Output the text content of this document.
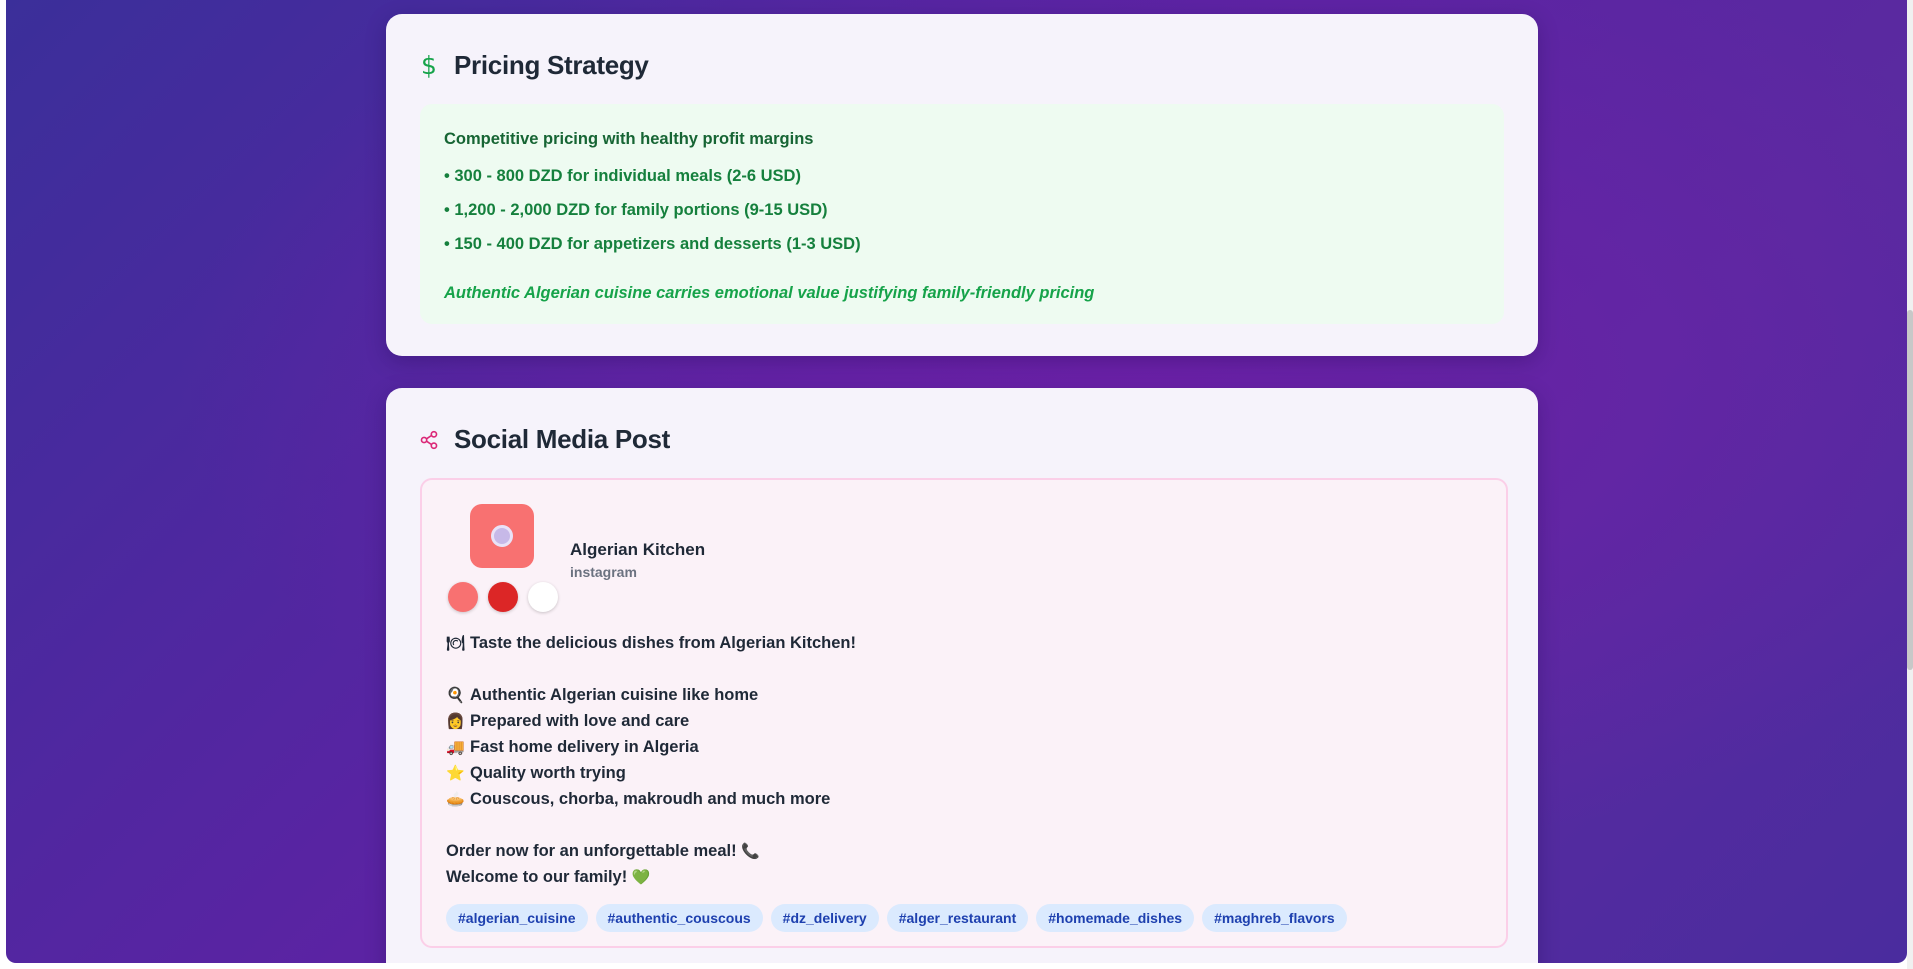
$ Pricing Strategy
Competitive pricing with healthy profit margins
• 300 - 800 DZD for individual meals (2-6 USD)
• 1,200 - 2,000 DZD for family portions (9-15 USD)
• 150 - 400 DZD for appetizers and desserts (1-3 USD)
Authentic Algerian cuisine carries emotional value justifying family-friendly pricing
Social Media Post
Algerian Kitchen
instagram
🍽 Taste the delicious dishes from Algerian Kitchen!
🍳 Authentic Algerian cuisine like home
👩 Prepared with love and care
🚚 Fast home delivery in Algeria
⭐ Quality worth trying
🥧 Couscous, chorba, makroudh and much more
Order now for an unforgettable meal! 📞
Welcome to our family! 💚
#algerian_cuisine	#authentic_couscous	#dz_delivery	#alger_restaurant	#homemade_dishes	#maghreb_flavors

▶ **Instructions to follow**:
Compute how many lines include the string "with", then give that number by itself.

▶ **Answer for this exercise**:
2